----- GIVEN RECORDS -----

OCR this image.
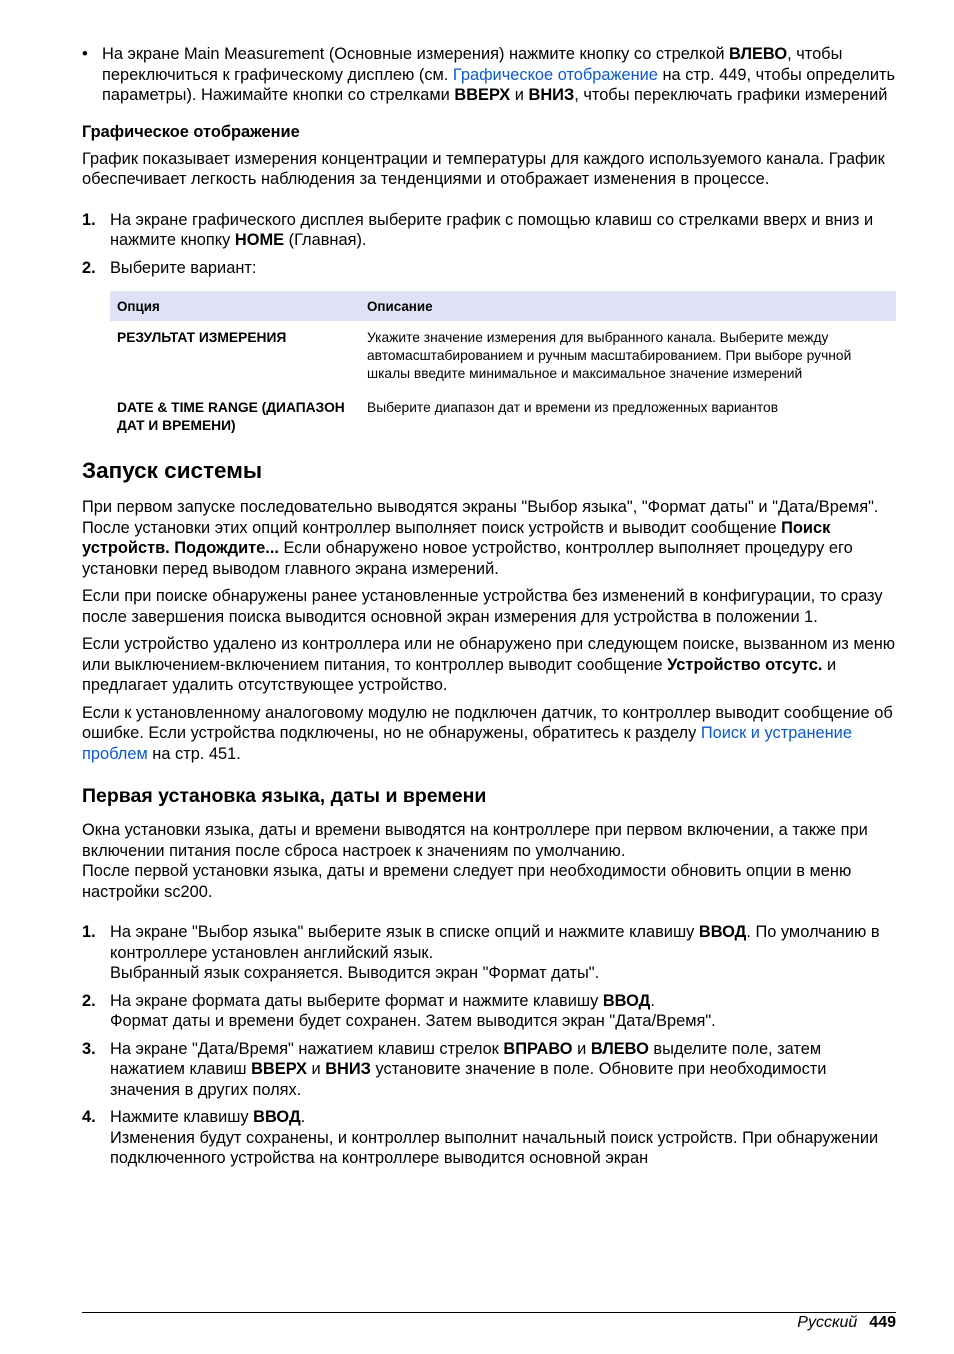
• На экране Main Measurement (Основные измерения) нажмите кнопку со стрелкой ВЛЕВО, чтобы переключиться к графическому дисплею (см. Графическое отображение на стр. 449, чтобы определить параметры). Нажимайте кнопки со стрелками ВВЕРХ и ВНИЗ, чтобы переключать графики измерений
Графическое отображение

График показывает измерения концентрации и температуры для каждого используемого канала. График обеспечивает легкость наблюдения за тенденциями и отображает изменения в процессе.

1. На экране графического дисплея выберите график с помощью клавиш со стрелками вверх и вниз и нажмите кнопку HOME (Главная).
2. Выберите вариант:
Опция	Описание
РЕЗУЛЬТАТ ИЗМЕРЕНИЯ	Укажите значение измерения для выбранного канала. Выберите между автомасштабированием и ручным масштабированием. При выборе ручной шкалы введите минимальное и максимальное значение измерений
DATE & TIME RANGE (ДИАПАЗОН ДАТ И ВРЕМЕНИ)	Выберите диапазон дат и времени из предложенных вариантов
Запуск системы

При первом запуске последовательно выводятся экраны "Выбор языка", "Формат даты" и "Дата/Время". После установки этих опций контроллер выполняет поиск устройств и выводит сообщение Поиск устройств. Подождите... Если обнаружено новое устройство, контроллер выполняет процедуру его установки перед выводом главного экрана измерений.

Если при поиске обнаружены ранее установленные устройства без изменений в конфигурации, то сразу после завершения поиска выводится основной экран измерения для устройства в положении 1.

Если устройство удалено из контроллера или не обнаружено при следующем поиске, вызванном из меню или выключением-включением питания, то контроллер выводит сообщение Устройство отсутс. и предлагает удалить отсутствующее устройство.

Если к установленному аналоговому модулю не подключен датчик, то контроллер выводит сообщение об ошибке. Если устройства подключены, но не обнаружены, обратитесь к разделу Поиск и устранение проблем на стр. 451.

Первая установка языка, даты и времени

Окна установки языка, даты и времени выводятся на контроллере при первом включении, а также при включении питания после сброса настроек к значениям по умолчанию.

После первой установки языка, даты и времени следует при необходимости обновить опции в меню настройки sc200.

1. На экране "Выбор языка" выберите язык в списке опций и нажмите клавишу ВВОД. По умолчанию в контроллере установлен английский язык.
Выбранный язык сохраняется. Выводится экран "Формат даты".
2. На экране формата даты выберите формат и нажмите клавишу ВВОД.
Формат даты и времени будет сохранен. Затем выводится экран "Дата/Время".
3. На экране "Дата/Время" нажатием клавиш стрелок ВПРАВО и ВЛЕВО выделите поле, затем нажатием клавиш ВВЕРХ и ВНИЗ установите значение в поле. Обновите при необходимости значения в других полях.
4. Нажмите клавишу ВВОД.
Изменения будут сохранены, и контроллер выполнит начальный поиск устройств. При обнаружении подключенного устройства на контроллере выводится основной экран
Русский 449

-----
----- GIVEN RECORDS -----

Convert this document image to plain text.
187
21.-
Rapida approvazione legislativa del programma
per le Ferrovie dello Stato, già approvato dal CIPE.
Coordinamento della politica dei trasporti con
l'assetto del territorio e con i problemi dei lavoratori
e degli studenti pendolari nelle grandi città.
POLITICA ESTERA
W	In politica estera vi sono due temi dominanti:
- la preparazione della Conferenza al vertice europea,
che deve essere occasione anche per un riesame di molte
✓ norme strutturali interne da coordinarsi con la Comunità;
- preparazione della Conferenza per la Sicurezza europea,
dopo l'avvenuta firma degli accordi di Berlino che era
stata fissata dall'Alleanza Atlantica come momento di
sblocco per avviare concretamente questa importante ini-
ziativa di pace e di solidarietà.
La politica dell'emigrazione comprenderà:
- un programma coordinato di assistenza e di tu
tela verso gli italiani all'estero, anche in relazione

-----

INSTRUCTIONS TO FOLLOW:
Check each line above for the string "europea" and show the ones that have it.

THE RESULT:
- la preparazione della Conferenza al vertice europea,
- preparazione della Conferenza per la Sicurezza europea,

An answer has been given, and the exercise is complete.